GEGEVEN TEKST:

———

De Amerikaan is in Vang Vieng en Luang Prabang geweest. De bus naar Vang Vieng kost 2000 K en doet er 4 uur over. Van Vang Vieng naar Luang Prabang duurt 7 uur, maar kost 20.000 K. We zetten hem af bij de Friendship Bridge en rijden dan over hobbels en bobbels langs de Mekong naar Xieng Khuan, waar in de jaren '50 door een vage monnik en zijn volgelingen tientallen beelden van Boeddha's, Hanumans, Hindoegoden en -godinnen en wat hen verder inviel zijn neergezet.

 

Het is vandaag de eerste echt hete dag met een knalblauwe lucht en veel zon en na een eerste vluchtige verkenning strijken we neer onder een afdak met uitzicht op de Mekong en Thailand. Alles is uitermate vredig: beneden staat een bakje rode pepers te drogen in de zon, de Mekong stroomt vredig en verlaten langs, het enige geluid is dat van het verkeer in Thailand. Na onze Pepsi (het huismerk hier in Laos, Coke is alleen in blikjes te krijgen die uit Thailand geïmporteerd worden) lopen we uitgebreid door het Boeddhapark. Het is één grote wirwar van beelden, van enige decimeters tot vele meters grot. Alles is prachtig geaccentueerd met rode, roze, oranje en gele bloemen. Er is ook een soort grote pompoen waar je in en op kunt.

———

(Geannoteerde overzichten van elementen)
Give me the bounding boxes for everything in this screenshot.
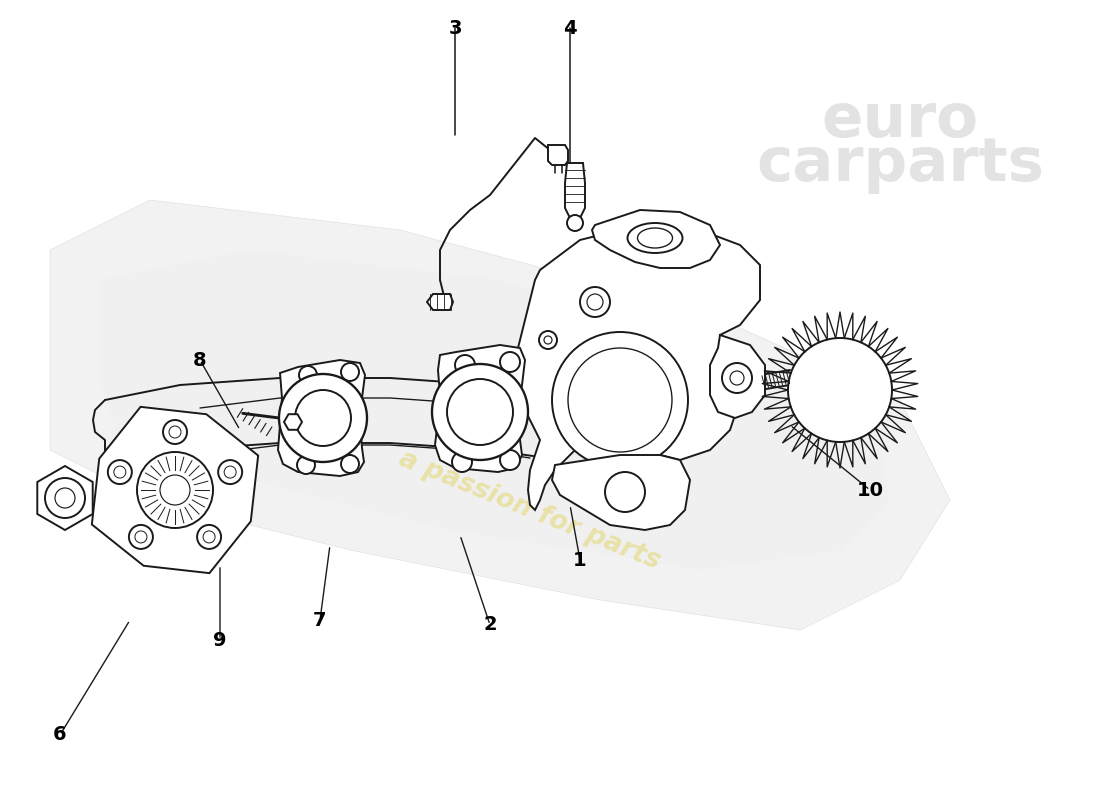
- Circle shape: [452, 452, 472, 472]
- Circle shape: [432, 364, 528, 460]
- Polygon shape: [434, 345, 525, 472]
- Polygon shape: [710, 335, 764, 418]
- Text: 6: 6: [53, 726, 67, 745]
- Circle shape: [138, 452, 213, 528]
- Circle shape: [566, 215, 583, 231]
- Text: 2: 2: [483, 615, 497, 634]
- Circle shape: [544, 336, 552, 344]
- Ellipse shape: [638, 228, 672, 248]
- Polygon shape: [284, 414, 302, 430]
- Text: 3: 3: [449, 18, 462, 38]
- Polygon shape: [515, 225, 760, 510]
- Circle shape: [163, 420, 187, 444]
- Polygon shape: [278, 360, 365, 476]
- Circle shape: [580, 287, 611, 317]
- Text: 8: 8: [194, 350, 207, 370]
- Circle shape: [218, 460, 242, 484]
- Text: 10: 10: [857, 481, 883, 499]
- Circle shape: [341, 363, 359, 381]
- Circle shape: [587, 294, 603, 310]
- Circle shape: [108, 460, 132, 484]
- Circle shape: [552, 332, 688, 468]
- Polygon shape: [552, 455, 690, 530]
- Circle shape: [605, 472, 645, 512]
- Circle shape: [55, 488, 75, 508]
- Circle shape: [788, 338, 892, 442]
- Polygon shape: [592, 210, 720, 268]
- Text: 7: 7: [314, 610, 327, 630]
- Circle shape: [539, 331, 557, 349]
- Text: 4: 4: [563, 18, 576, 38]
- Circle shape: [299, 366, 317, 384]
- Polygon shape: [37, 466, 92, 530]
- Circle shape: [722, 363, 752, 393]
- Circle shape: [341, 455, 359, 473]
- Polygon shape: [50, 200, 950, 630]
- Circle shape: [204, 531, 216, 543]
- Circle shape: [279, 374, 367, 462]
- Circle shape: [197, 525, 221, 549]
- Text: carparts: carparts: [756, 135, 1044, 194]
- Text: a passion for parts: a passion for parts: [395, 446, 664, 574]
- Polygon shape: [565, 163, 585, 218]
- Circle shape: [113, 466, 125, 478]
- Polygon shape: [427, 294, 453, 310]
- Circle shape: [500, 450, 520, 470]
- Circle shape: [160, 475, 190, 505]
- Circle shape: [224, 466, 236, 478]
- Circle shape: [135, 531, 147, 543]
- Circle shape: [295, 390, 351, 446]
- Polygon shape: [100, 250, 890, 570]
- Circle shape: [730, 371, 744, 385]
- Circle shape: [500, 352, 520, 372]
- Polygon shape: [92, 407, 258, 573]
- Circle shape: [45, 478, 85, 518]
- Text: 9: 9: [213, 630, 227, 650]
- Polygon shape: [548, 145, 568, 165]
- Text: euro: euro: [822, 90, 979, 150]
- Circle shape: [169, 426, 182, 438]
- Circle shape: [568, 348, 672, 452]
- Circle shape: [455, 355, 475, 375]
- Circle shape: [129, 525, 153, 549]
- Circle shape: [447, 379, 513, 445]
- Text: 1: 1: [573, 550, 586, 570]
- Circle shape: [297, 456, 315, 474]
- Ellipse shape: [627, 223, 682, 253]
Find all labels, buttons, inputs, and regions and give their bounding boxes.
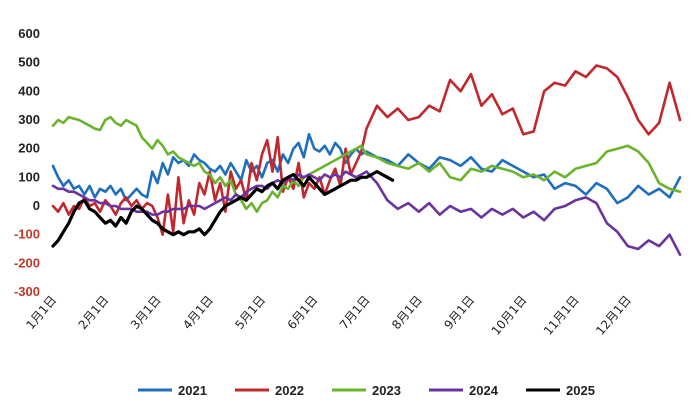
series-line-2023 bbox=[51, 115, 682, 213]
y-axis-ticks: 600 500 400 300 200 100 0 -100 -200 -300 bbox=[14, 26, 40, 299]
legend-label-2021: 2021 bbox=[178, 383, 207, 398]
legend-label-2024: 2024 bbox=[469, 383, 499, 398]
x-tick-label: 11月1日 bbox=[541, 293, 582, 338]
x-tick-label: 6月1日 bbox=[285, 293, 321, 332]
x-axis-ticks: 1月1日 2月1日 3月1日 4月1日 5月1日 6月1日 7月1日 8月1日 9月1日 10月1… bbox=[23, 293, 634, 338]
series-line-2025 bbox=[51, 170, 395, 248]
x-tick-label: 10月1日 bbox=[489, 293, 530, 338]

———

OPDRACHTEN:
1. Hoe lang doet de bus naar Vang Vieng erover volgens het reisverslag over Laos?
2. Vat het reisverslag over Laos samen in twee zinnen.
3. Pak het reisverslag over het Boeddhapark in Laos op na de laatste zin en schrijf het verder.

ANTWOORDEN:
1. Vier uur.

2. De reizigers rijden over een hobbelige weg langs de Mekong naar Xieng Khuan, waar een monnik en zijn volgelingen in de jaren '50 tientallen beelden hebben neergezet. Op deze eerste echt hete dag rusten ze eerst onder een afdak met uitzicht op de Mekong en Thailand en lopen daarna uitgebreid door het Boeddhapark, dat één grote wirwar van beelden is, versierd met kleurige bloemen.

3.
 

Na een uur zijn we uitgekeken en klimmen in de tuk-tuk voor de 25 km terug. Eerst krijgen we nog 2 monniken (een oude en een jonkie) mee en dan staat er een meneer te zwaaien. De chauffeur vraagt keurig of zijn"phather" mee mag: ‘tuurlijk jochie. Pa blijkt buschauffeur en spreekt redelijk Engels. Hij vertelt ons dat er tussen 7 en 1 uur ieder uur een bus naar Vang Vieng gaat. Vanaf het busstation lopen we terug naar het guesthouse en eten in hetzelfde restaurant als vanochtend gebakken aardappelen, kip (met veel knoflook) en ik zelfs ijs toe.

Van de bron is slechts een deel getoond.